● GIVEN TASK:
Find the word "desek" in the material below and gather every line that contains it.
[START OF PROVIDED ENTRIES]
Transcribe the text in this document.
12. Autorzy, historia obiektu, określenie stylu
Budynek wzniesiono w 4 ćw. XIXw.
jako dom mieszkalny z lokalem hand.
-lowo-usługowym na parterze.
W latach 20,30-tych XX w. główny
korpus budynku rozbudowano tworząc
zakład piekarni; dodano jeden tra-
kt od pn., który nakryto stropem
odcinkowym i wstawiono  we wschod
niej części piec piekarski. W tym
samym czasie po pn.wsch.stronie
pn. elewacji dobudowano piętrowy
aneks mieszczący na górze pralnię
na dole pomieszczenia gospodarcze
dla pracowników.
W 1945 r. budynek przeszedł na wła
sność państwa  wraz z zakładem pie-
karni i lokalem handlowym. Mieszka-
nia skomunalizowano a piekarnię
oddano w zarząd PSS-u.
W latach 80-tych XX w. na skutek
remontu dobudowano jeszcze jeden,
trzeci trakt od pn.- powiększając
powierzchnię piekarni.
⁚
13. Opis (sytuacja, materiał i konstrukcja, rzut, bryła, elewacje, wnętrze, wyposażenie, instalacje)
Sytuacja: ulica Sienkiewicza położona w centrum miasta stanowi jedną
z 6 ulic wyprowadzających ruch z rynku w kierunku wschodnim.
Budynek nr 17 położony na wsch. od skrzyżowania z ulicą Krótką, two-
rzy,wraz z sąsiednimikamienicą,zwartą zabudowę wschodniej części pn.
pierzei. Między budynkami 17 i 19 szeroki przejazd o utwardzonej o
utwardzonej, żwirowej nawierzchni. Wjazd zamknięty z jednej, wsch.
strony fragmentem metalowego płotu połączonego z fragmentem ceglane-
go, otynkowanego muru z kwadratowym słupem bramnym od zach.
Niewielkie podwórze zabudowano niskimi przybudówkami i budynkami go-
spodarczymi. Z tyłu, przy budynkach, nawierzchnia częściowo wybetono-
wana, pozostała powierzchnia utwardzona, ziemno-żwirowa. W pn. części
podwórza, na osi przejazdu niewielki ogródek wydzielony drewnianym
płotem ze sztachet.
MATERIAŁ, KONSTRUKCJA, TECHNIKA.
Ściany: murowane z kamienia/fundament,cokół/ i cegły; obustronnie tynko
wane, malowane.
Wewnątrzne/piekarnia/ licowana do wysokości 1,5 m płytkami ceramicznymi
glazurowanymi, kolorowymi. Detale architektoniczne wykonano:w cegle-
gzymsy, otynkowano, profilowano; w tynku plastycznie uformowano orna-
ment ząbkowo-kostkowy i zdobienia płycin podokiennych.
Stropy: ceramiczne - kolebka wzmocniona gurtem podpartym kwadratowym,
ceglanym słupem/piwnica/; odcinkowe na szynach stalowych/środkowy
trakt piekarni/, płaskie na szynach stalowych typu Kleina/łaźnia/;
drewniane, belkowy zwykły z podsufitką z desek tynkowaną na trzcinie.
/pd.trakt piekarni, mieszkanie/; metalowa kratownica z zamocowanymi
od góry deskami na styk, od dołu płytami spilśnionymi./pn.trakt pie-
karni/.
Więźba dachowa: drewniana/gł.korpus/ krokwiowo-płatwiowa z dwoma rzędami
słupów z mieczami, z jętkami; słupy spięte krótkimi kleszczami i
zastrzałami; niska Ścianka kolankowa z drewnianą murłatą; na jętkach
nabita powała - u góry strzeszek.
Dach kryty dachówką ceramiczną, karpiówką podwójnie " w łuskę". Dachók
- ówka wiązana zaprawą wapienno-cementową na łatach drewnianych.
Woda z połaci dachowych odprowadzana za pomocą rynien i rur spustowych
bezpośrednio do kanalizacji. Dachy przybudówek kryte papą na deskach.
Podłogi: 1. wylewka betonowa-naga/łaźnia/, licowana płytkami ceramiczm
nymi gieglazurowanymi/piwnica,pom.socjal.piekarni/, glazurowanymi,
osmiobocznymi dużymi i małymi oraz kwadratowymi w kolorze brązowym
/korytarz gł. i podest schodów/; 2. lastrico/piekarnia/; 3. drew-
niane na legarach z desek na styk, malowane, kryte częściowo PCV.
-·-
[END OF PROVIDED ENTRIES]
● RESULT:
drewniane, belkowy zwykły z podsufitką z desek tynkowaną na trzcinie.
niane na legarach z desek na styk, malowane, kryte częściowo PCV.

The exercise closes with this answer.